Material provided>

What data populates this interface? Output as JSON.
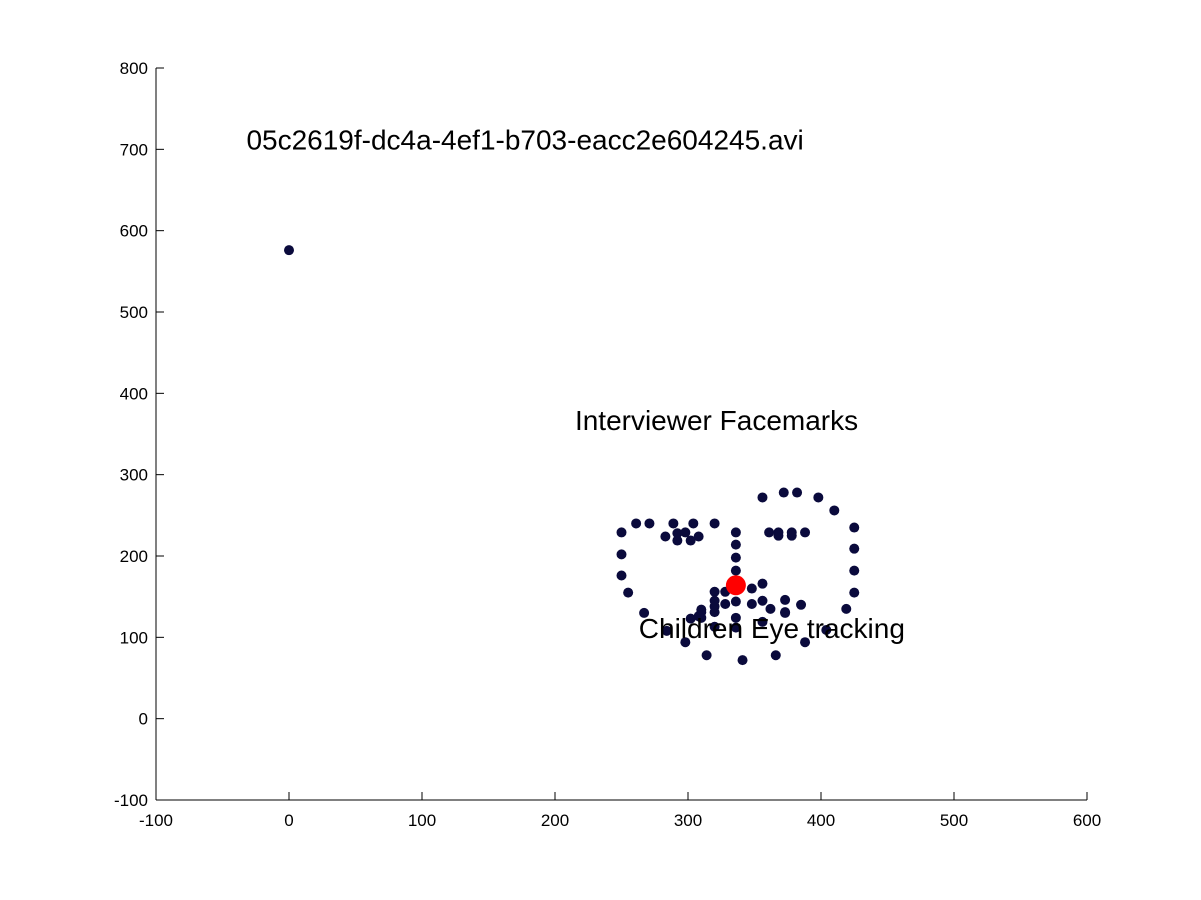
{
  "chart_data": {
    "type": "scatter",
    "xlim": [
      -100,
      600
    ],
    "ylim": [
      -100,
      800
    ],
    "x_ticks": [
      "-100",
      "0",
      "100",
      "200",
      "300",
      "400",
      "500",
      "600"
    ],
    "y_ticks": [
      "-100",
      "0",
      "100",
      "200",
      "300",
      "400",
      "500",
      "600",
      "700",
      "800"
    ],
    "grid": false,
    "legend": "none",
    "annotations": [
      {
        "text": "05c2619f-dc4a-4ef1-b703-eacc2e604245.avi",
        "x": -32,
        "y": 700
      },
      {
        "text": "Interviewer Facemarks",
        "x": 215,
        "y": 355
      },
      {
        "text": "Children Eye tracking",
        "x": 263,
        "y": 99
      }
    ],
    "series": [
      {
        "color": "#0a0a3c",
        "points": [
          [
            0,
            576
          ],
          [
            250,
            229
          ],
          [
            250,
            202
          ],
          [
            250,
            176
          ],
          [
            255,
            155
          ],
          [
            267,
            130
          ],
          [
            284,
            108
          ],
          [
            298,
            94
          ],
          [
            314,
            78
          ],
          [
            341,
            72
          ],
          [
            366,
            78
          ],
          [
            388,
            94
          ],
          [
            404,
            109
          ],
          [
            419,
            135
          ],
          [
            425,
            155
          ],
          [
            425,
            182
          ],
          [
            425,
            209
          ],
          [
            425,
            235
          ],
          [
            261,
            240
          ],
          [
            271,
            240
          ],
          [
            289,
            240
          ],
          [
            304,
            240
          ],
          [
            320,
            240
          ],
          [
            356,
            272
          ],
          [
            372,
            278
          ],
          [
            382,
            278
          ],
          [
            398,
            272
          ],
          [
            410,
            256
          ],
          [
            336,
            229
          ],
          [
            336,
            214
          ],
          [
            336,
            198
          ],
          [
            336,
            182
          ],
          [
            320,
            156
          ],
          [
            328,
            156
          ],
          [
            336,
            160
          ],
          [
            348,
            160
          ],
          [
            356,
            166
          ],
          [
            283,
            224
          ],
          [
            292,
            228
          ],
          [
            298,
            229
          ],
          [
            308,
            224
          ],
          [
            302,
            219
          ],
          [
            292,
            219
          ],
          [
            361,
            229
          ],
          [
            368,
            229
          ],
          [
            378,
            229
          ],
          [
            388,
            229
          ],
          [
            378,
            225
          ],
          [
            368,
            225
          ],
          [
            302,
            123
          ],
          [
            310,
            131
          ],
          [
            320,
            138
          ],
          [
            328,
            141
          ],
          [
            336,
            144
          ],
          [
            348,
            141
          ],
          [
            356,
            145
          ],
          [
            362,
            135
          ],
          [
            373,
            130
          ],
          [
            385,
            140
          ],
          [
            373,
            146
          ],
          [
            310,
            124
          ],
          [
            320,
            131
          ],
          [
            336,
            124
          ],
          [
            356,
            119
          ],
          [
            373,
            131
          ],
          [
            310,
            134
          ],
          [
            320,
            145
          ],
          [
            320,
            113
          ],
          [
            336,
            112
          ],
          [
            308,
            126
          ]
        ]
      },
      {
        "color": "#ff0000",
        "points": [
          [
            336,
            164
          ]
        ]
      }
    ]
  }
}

Task objective>
Every entry should be returned exactly as written, minus the pictures.

Solution below>
What data populates this interface? Output as JSON.
{
  "chart_data": {
    "type": "scatter",
    "xlim": [
      -100,
      600
    ],
    "ylim": [
      -100,
      800
    ],
    "x_ticks": [
      "-100",
      "0",
      "100",
      "200",
      "300",
      "400",
      "500",
      "600"
    ],
    "y_ticks": [
      "-100",
      "0",
      "100",
      "200",
      "300",
      "400",
      "500",
      "600",
      "700",
      "800"
    ],
    "grid": false,
    "legend": "none",
    "annotations": [
      {
        "text": "05c2619f-dc4a-4ef1-b703-eacc2e604245.avi",
        "x": -32,
        "y": 700
      },
      {
        "text": "Interviewer Facemarks",
        "x": 215,
        "y": 355
      },
      {
        "text": "Children Eye tracking",
        "x": 263,
        "y": 99
      }
    ],
    "series": [
      {
        "color": "#0a0a3c",
        "points": [
          [
            0,
            576
          ],
          [
            250,
            229
          ],
          [
            250,
            202
          ],
          [
            250,
            176
          ],
          [
            255,
            155
          ],
          [
            267,
            130
          ],
          [
            284,
            108
          ],
          [
            298,
            94
          ],
          [
            314,
            78
          ],
          [
            341,
            72
          ],
          [
            366,
            78
          ],
          [
            388,
            94
          ],
          [
            404,
            109
          ],
          [
            419,
            135
          ],
          [
            425,
            155
          ],
          [
            425,
            182
          ],
          [
            425,
            209
          ],
          [
            425,
            235
          ],
          [
            261,
            240
          ],
          [
            271,
            240
          ],
          [
            289,
            240
          ],
          [
            304,
            240
          ],
          [
            320,
            240
          ],
          [
            356,
            272
          ],
          [
            372,
            278
          ],
          [
            382,
            278
          ],
          [
            398,
            272
          ],
          [
            410,
            256
          ],
          [
            336,
            229
          ],
          [
            336,
            214
          ],
          [
            336,
            198
          ],
          [
            336,
            182
          ],
          [
            320,
            156
          ],
          [
            328,
            156
          ],
          [
            336,
            160
          ],
          [
            348,
            160
          ],
          [
            356,
            166
          ],
          [
            283,
            224
          ],
          [
            292,
            228
          ],
          [
            298,
            229
          ],
          [
            308,
            224
          ],
          [
            302,
            219
          ],
          [
            292,
            219
          ],
          [
            361,
            229
          ],
          [
            368,
            229
          ],
          [
            378,
            229
          ],
          [
            388,
            229
          ],
          [
            378,
            225
          ],
          [
            368,
            225
          ],
          [
            302,
            123
          ],
          [
            310,
            131
          ],
          [
            320,
            138
          ],
          [
            328,
            141
          ],
          [
            336,
            144
          ],
          [
            348,
            141
          ],
          [
            356,
            145
          ],
          [
            362,
            135
          ],
          [
            373,
            130
          ],
          [
            385,
            140
          ],
          [
            373,
            146
          ],
          [
            310,
            124
          ],
          [
            320,
            131
          ],
          [
            336,
            124
          ],
          [
            356,
            119
          ],
          [
            373,
            131
          ],
          [
            310,
            134
          ],
          [
            320,
            145
          ],
          [
            320,
            113
          ],
          [
            336,
            112
          ],
          [
            308,
            126
          ]
        ]
      },
      {
        "color": "#ff0000",
        "points": [
          [
            336,
            164
          ]
        ]
      }
    ]
  }
}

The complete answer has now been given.